EXERCISE PROMPT:
Rewrite the records from the first line through the line containing "operand-b: 4 — [721, 589, 783, 638]", replacing every "user-answer" with "entered-answer" and leaving everything else unchanged.

Rows from a dataset:

--- Start ---

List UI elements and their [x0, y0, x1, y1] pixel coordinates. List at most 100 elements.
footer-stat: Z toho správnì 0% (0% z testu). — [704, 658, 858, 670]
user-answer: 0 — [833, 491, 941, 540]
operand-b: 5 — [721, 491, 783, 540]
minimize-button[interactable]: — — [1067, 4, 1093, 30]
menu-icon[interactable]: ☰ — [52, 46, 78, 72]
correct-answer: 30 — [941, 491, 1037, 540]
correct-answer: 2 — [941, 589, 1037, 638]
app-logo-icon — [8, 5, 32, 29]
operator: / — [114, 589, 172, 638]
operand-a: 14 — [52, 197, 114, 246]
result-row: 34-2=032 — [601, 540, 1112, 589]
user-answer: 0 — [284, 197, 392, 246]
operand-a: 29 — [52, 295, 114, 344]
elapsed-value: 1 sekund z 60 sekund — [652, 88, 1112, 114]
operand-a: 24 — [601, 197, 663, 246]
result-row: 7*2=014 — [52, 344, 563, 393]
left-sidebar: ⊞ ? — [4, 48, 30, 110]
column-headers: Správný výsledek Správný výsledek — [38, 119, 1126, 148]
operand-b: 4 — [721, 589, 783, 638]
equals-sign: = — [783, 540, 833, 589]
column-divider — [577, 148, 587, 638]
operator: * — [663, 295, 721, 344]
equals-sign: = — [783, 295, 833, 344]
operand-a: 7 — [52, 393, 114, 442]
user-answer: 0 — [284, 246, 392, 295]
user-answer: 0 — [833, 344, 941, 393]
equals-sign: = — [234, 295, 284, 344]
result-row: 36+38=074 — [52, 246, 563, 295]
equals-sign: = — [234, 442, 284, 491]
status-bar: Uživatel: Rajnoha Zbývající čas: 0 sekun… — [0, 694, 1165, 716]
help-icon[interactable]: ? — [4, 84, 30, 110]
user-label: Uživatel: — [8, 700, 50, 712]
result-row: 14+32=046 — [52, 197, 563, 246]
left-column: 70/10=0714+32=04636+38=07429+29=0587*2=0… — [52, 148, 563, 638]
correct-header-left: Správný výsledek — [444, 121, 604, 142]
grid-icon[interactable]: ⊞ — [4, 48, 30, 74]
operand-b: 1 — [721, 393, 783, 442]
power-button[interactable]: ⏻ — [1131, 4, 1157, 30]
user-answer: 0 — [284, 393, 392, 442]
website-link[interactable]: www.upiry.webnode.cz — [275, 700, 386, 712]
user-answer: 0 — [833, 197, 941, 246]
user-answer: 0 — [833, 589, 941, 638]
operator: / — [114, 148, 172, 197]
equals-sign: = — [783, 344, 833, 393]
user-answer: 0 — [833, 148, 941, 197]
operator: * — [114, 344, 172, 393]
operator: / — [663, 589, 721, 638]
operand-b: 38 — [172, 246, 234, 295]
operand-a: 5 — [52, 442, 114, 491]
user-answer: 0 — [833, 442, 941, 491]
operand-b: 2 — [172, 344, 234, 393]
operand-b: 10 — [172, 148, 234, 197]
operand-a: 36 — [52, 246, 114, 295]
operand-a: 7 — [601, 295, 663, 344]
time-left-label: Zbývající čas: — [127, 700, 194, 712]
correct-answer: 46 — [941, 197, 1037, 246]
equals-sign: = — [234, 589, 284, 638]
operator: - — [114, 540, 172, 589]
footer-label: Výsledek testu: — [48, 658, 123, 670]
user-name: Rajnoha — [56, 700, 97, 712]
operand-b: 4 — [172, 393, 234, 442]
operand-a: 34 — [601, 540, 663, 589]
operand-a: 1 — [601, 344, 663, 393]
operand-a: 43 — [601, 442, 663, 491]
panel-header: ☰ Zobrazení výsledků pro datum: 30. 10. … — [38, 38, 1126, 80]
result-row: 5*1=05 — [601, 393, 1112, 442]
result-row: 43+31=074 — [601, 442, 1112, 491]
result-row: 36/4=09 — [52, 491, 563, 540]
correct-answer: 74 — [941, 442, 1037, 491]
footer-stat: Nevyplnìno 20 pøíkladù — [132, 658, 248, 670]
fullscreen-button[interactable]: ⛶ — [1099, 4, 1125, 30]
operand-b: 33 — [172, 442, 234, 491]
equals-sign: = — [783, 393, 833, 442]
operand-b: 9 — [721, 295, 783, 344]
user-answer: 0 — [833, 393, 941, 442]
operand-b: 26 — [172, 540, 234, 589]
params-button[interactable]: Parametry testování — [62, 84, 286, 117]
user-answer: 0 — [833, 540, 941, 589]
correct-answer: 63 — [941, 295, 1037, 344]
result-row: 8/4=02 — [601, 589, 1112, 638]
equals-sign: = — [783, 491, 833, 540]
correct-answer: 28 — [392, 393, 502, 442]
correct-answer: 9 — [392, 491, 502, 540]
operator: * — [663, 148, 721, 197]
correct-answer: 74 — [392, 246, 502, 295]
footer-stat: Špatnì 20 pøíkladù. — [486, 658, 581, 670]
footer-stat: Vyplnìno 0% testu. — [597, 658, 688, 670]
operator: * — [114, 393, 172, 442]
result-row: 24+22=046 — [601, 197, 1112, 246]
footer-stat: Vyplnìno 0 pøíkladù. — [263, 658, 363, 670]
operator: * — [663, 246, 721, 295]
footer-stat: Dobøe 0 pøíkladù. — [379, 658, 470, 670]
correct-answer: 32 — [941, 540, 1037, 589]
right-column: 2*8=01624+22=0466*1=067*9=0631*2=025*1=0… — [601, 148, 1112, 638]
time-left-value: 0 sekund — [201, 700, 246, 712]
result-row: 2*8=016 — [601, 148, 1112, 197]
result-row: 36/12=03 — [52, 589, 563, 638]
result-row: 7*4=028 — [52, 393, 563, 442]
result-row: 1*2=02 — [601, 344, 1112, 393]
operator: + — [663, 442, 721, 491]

--- End ---

RESPONSE:
List UI elements and their [x0, y0, x1, y1] pixel coordinates. List at most 100 elements.
footer-stat: Z toho správnì 0% (0% z testu). — [704, 658, 858, 670]
entered-answer: 0 — [833, 491, 941, 540]
operand-b: 5 — [721, 491, 783, 540]
minimize-button[interactable]: — — [1067, 4, 1093, 30]
menu-icon[interactable]: ☰ — [52, 46, 78, 72]
correct-answer: 30 — [941, 491, 1037, 540]
correct-answer: 2 — [941, 589, 1037, 638]
app-logo-icon — [8, 5, 32, 29]
operator: / — [114, 589, 172, 638]
operand-a: 14 — [52, 197, 114, 246]
result-row: 34-2=032 — [601, 540, 1112, 589]
entered-answer: 0 — [284, 197, 392, 246]
operand-a: 29 — [52, 295, 114, 344]
elapsed-value: 1 sekund z 60 sekund — [652, 88, 1112, 114]
operand-a: 24 — [601, 197, 663, 246]
result-row: 7*2=014 — [52, 344, 563, 393]
left-sidebar: ⊞ ? — [4, 48, 30, 110]
column-headers: Správný výsledek Správný výsledek — [38, 119, 1126, 148]
operand-b: 4 — [721, 589, 783, 638]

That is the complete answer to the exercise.